── Provided records

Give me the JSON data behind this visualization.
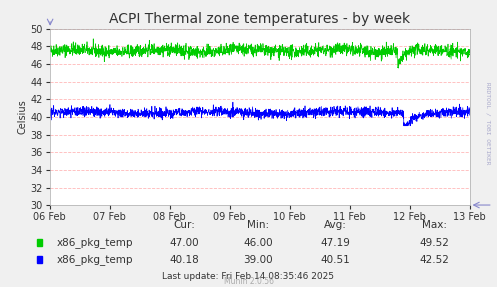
{
  "title": "ACPI Thermal zone temperatures - by week",
  "ylabel": "Celsius",
  "ylim": [
    30,
    50
  ],
  "yticks": [
    30,
    32,
    34,
    36,
    38,
    40,
    42,
    44,
    46,
    48,
    50
  ],
  "xlabels": [
    "06 Feb",
    "07 Feb",
    "08 Feb",
    "09 Feb",
    "10 Feb",
    "11 Feb",
    "12 Feb",
    "13 Feb"
  ],
  "bg_color": "#f0f0f0",
  "plot_bg_color": "#ffffff",
  "grid_color": "#ff9999",
  "green_color": "#00cc00",
  "blue_color": "#0000ff",
  "green_label": "x86_pkg_temp",
  "blue_label": "x86_pkg_temp",
  "green_cur": "47.00",
  "green_min": "46.00",
  "green_avg": "47.19",
  "green_max": "49.52",
  "blue_cur": "40.18",
  "blue_min": "39.00",
  "blue_avg": "40.51",
  "blue_max": "42.52",
  "last_update": "Last update: Fri Feb 14 08:35:46 2025",
  "munin_version": "Munin 2.0.56",
  "rrd_text": "RRDTOOL / TOBI OETIKER",
  "title_fontsize": 10,
  "axis_fontsize": 7,
  "legend_fontsize": 7.5
}
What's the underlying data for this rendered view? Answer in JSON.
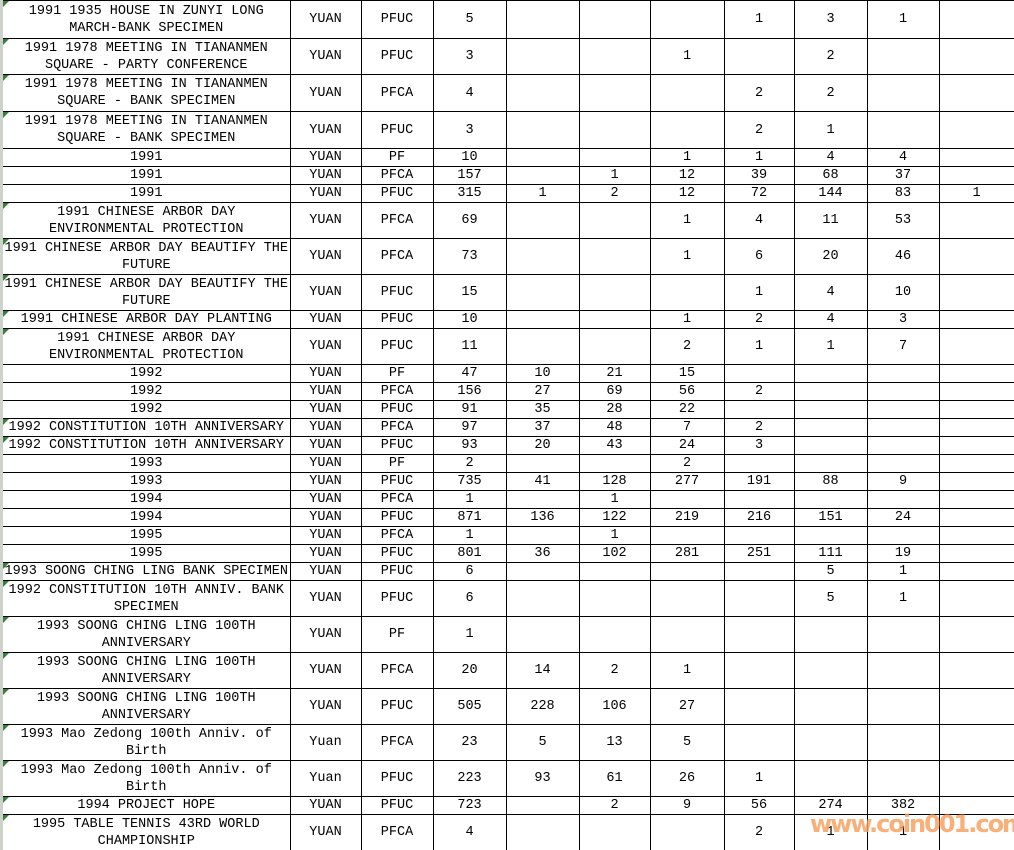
{
  "watermark": {
    "text": "www.coin001.com",
    "color": "#f69e5a"
  },
  "colors": {
    "grid_line": "#000000",
    "cell_background": "#ffffff",
    "comment_marker_green": "#3b7d3b",
    "edge_strip": "#cdd3cb",
    "watermark_orange": "#f69e5a"
  },
  "table": {
    "rows": [
      {
        "description": "1991 1935 HOUSE IN ZUNYI LONG\nMARCH-BANK SPECIMEN",
        "currency": "YUAN",
        "grade": "PFUC",
        "values": [
          "5",
          "",
          "",
          "",
          "1",
          "3",
          "1",
          ""
        ],
        "marker": true
      },
      {
        "description": "1991 1978 MEETING IN TIANANMEN\nSQUARE - PARTY CONFERENCE",
        "currency": "YUAN",
        "grade": "PFUC",
        "values": [
          "3",
          "",
          "",
          "1",
          "",
          "2",
          "",
          ""
        ],
        "marker": true
      },
      {
        "description": "1991 1978 MEETING IN TIANANMEN\nSQUARE - BANK SPECIMEN",
        "currency": "YUAN",
        "grade": "PFCA",
        "values": [
          "4",
          "",
          "",
          "",
          "2",
          "2",
          "",
          ""
        ],
        "marker": true
      },
      {
        "description": "1991 1978 MEETING IN TIANANMEN\nSQUARE - BANK SPECIMEN",
        "currency": "YUAN",
        "grade": "PFUC",
        "values": [
          "3",
          "",
          "",
          "",
          "2",
          "1",
          "",
          ""
        ],
        "marker": true
      },
      {
        "description": "1991",
        "currency": "YUAN",
        "grade": "PF",
        "values": [
          "10",
          "",
          "",
          "1",
          "1",
          "4",
          "4",
          ""
        ],
        "marker": false
      },
      {
        "description": "1991",
        "currency": "YUAN",
        "grade": "PFCA",
        "values": [
          "157",
          "",
          "1",
          "12",
          "39",
          "68",
          "37",
          ""
        ],
        "marker": false
      },
      {
        "description": "1991",
        "currency": "YUAN",
        "grade": "PFUC",
        "values": [
          "315",
          "1",
          "2",
          "12",
          "72",
          "144",
          "83",
          "1"
        ],
        "marker": false
      },
      {
        "description": "1991 CHINESE ARBOR DAY\nENVIRONMENTAL PROTECTION",
        "currency": "YUAN",
        "grade": "PFCA",
        "values": [
          "69",
          "",
          "",
          "1",
          "4",
          "11",
          "53",
          ""
        ],
        "marker": true
      },
      {
        "description": "1991 CHINESE ARBOR DAY BEAUTIFY THE\nFUTURE",
        "currency": "YUAN",
        "grade": "PFCA",
        "values": [
          "73",
          "",
          "",
          "1",
          "6",
          "20",
          "46",
          ""
        ],
        "marker": true
      },
      {
        "description": "1991 CHINESE ARBOR DAY BEAUTIFY THE\nFUTURE",
        "currency": "YUAN",
        "grade": "PFUC",
        "values": [
          "15",
          "",
          "",
          "",
          "1",
          "4",
          "10",
          ""
        ],
        "marker": true
      },
      {
        "description": "1991 CHINESE ARBOR DAY PLANTING",
        "currency": "YUAN",
        "grade": "PFUC",
        "values": [
          "10",
          "",
          "",
          "1",
          "2",
          "4",
          "3",
          ""
        ],
        "marker": true
      },
      {
        "description": "1991 CHINESE ARBOR DAY\nENVIRONMENTAL PROTECTION",
        "currency": "YUAN",
        "grade": "PFUC",
        "values": [
          "11",
          "",
          "",
          "2",
          "1",
          "1",
          "7",
          ""
        ],
        "marker": true
      },
      {
        "description": "1992",
        "currency": "YUAN",
        "grade": "PF",
        "values": [
          "47",
          "10",
          "21",
          "15",
          "",
          "",
          "",
          ""
        ],
        "marker": false
      },
      {
        "description": "1992",
        "currency": "YUAN",
        "grade": "PFCA",
        "values": [
          "156",
          "27",
          "69",
          "56",
          "2",
          "",
          "",
          ""
        ],
        "marker": false
      },
      {
        "description": "1992",
        "currency": "YUAN",
        "grade": "PFUC",
        "values": [
          "91",
          "35",
          "28",
          "22",
          "",
          "",
          "",
          ""
        ],
        "marker": false
      },
      {
        "description": "1992 CONSTITUTION 10TH ANNIVERSARY",
        "currency": "YUAN",
        "grade": "PFCA",
        "values": [
          "97",
          "37",
          "48",
          "7",
          "2",
          "",
          "",
          ""
        ],
        "marker": true
      },
      {
        "description": "1992 CONSTITUTION 10TH ANNIVERSARY",
        "currency": "YUAN",
        "grade": "PFUC",
        "values": [
          "93",
          "20",
          "43",
          "24",
          "3",
          "",
          "",
          ""
        ],
        "marker": true
      },
      {
        "description": "1993",
        "currency": "YUAN",
        "grade": "PF",
        "values": [
          "2",
          "",
          "",
          "2",
          "",
          "",
          "",
          ""
        ],
        "marker": false
      },
      {
        "description": "1993",
        "currency": "YUAN",
        "grade": "PFUC",
        "values": [
          "735",
          "41",
          "128",
          "277",
          "191",
          "88",
          "9",
          ""
        ],
        "marker": false
      },
      {
        "description": "1994",
        "currency": "YUAN",
        "grade": "PFCA",
        "values": [
          "1",
          "",
          "1",
          "",
          "",
          "",
          "",
          ""
        ],
        "marker": false
      },
      {
        "description": "1994",
        "currency": "YUAN",
        "grade": "PFUC",
        "values": [
          "871",
          "136",
          "122",
          "219",
          "216",
          "151",
          "24",
          ""
        ],
        "marker": false
      },
      {
        "description": "1995",
        "currency": "YUAN",
        "grade": "PFCA",
        "values": [
          "1",
          "",
          "1",
          "",
          "",
          "",
          "",
          ""
        ],
        "marker": false
      },
      {
        "description": "1995",
        "currency": "YUAN",
        "grade": "PFUC",
        "values": [
          "801",
          "36",
          "102",
          "281",
          "251",
          "111",
          "19",
          ""
        ],
        "marker": false
      },
      {
        "description": "1993 SOONG CHING LING BANK SPECIMEN",
        "currency": "YUAN",
        "grade": "PFUC",
        "values": [
          "6",
          "",
          "",
          "",
          "",
          "5",
          "1",
          ""
        ],
        "marker": true
      },
      {
        "description": "1992 CONSTITUTION 10TH ANNIV. BANK\nSPECIMEN",
        "currency": "YUAN",
        "grade": "PFUC",
        "values": [
          "6",
          "",
          "",
          "",
          "",
          "5",
          "1",
          ""
        ],
        "marker": true
      },
      {
        "description": "1993 SOONG CHING LING 100TH\nANNIVERSARY",
        "currency": "YUAN",
        "grade": "PF",
        "values": [
          "1",
          "",
          "",
          "",
          "",
          "",
          "",
          ""
        ],
        "marker": true
      },
      {
        "description": "1993 SOONG CHING LING 100TH\nANNIVERSARY",
        "currency": "YUAN",
        "grade": "PFCA",
        "values": [
          "20",
          "14",
          "2",
          "1",
          "",
          "",
          "",
          ""
        ],
        "marker": true
      },
      {
        "description": "1993 SOONG CHING LING 100TH\nANNIVERSARY",
        "currency": "YUAN",
        "grade": "PFUC",
        "values": [
          "505",
          "228",
          "106",
          "27",
          "",
          "",
          "",
          ""
        ],
        "marker": true
      },
      {
        "description": "1993 Mao Zedong 100th Anniv. of\nBirth",
        "currency": "Yuan",
        "grade": "PFCA",
        "values": [
          "23",
          "5",
          "13",
          "5",
          "",
          "",
          "",
          ""
        ],
        "marker": true
      },
      {
        "description": "1993 Mao Zedong 100th Anniv. of\nBirth",
        "currency": "Yuan",
        "grade": "PFUC",
        "values": [
          "223",
          "93",
          "61",
          "26",
          "1",
          "",
          "",
          ""
        ],
        "marker": true
      },
      {
        "description": "1994 PROJECT HOPE",
        "currency": "YUAN",
        "grade": "PFUC",
        "values": [
          "723",
          "",
          "2",
          "9",
          "56",
          "274",
          "382",
          ""
        ],
        "marker": true
      },
      {
        "description": "1995 TABLE TENNIS 43RD WORLD\nCHAMPIONSHIP",
        "currency": "YUAN",
        "grade": "PFCA",
        "values": [
          "4",
          "",
          "",
          "",
          "2",
          "1",
          "1",
          ""
        ],
        "marker": true
      },
      {
        "description": "",
        "currency": "",
        "grade": "",
        "values": [
          "",
          "",
          "",
          "",
          "",
          "",
          "",
          ""
        ],
        "marker": true
      }
    ]
  }
}
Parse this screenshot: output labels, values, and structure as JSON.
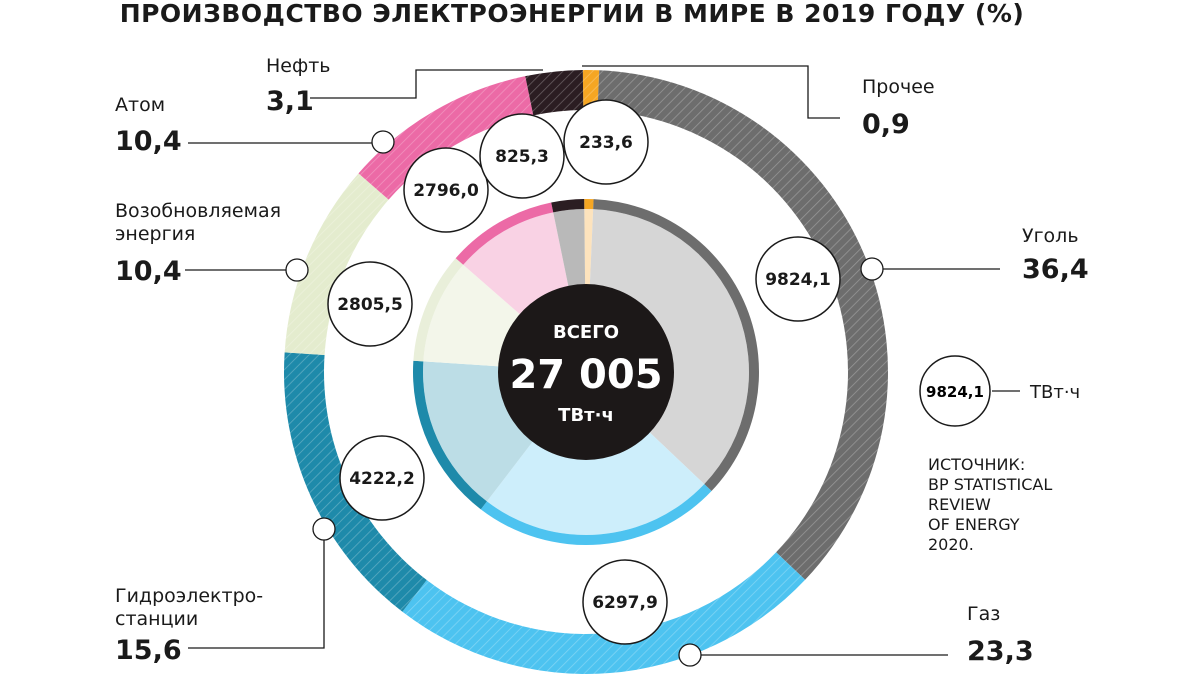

────

What is asked —
Read the entries and show each line that mentions "data".

Answer to this task —
Give me the JSON data behind this visualization.
What's the underlying data for this rendered view? Answer in JSON.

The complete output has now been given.